Dataset listings of figures:
_ _ _ _ _
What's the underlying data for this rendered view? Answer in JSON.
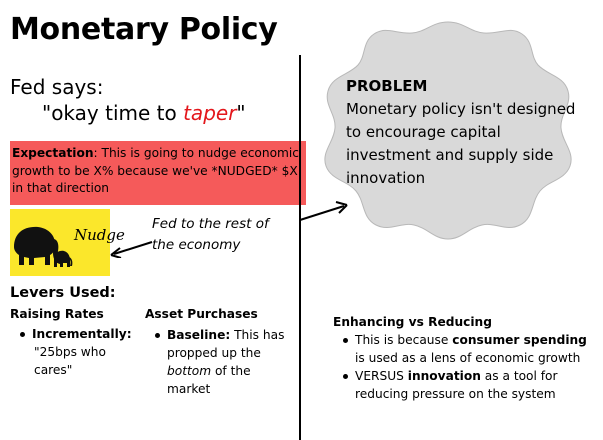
{
  "title": "Monetary Policy",
  "fed_says": "Fed says:",
  "quote": {
    "prefix": "\"okay time to ",
    "highlight": "taper",
    "suffix": "\""
  },
  "expectation": {
    "label": "Expectation",
    "text": ": This is going to nudge economic growth to be X% because we've *NUDGED* $X in that direction"
  },
  "nudge_image": {
    "word": "Nudge",
    "icon": "elephant-icon",
    "bg": "#fbe72b"
  },
  "fed_rest_label": "Fed to the rest of the economy",
  "levers": {
    "title": "Levers Used:",
    "raising_rates": {
      "title": "Raising Rates",
      "bullet_bold": "Incrementally:",
      "sub": "\"25bps who cares\""
    },
    "asset_purchases": {
      "title": "Asset Purchases",
      "bullet_bold": "Baseline:",
      "text1": " This has propped up the ",
      "italic": "bottom",
      "text2": " of the market"
    }
  },
  "problem": {
    "title": "PROBLEM",
    "text": "Monetary policy isn't designed to encourage capital investment and supply side innovation"
  },
  "enhancing": {
    "title": "Enhancing vs Reducing",
    "item1": {
      "pre": "This is because ",
      "bold": "consumer spending",
      "post": "  is used as a lens of economic growth"
    },
    "item2": {
      "pre": "VERSUS ",
      "bold": "innovation",
      "post": " as a tool for reducing pressure on the system"
    }
  },
  "colors": {
    "expectation_bg": "#f55a5a",
    "taper": "#e3161b",
    "cloud": "#d9d9d9"
  }
}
_ _ _ _ _
Request: Look through the entries above; copy every line holding the string "innovation".

Finished answer:
    "text": "Monetary policy isn't designed to encourage capital investment and supply side innovation"
      "bold": "innovation",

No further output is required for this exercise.